PROBLEM TO WORK ON>
Repeat exactly, and only, the lines from the one containing "What does this" through the end of the records.

· · · ·

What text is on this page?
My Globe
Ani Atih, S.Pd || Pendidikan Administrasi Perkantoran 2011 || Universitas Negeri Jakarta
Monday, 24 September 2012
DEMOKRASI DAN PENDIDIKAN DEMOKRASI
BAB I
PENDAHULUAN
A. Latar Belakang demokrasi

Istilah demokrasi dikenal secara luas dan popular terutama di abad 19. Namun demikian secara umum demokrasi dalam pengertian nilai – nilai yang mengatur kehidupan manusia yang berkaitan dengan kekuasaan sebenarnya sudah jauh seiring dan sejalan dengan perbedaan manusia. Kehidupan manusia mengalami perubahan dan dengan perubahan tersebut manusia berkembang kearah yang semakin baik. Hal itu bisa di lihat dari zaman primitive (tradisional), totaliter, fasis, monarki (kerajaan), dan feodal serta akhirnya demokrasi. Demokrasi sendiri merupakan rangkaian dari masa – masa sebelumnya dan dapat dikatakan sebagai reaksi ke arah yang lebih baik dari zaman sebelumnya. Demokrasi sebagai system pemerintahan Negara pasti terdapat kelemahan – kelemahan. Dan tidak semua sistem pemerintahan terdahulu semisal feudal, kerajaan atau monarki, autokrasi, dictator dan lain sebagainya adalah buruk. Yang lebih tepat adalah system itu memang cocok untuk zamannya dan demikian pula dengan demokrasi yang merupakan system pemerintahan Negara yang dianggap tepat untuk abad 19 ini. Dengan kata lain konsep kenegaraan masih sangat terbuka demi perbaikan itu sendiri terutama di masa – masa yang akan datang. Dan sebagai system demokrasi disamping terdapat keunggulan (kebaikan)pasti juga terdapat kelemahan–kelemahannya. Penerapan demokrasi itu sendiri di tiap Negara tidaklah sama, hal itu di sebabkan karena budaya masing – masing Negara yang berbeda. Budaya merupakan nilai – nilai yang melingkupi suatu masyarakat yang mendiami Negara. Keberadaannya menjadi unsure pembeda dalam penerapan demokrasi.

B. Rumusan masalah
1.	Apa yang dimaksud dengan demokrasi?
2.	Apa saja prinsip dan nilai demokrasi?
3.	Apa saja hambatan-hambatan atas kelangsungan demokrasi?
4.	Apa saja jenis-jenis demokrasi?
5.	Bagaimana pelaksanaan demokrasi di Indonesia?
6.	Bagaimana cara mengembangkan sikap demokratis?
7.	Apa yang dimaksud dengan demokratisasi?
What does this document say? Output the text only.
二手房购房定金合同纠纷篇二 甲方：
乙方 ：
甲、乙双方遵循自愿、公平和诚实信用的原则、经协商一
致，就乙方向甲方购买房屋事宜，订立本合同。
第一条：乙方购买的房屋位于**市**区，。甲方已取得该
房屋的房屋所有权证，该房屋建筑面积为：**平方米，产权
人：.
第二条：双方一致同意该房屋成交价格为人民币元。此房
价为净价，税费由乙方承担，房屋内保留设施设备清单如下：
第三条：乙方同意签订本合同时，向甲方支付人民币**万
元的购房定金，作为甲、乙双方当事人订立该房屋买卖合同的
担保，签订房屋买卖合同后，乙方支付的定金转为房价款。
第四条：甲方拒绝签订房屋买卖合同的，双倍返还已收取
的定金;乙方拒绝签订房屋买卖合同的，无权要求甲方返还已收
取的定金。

· · · ·

THE COMPLETED TASK>
What does this document say? Output the text only.
二手房购房定金合同纠纷篇二 甲方：
乙方 ：
甲、乙双方遵循自愿、公平和诚实信用的原则、经协商一
致，就乙方向甲方购买房屋事宜，订立本合同。
第一条：乙方购买的房屋位于**市**区，。甲方已取得该
房屋的房屋所有权证，该房屋建筑面积为：**平方米，产权
人：.
第二条：双方一致同意该房屋成交价格为人民币元。此房
价为净价，税费由乙方承担，房屋内保留设施设备清单如下：
第三条：乙方同意签订本合同时，向甲方支付人民币**万
元的购房定金，作为甲、乙双方当事人订立该房屋买卖合同的
担保，签订房屋买卖合同后，乙方支付的定金转为房价款。
第四条：甲方拒绝签订房屋买卖合同的，双倍返还已收取
的定金;乙方拒绝签订房屋买卖合同的，无权要求甲方返还已收
取的定金。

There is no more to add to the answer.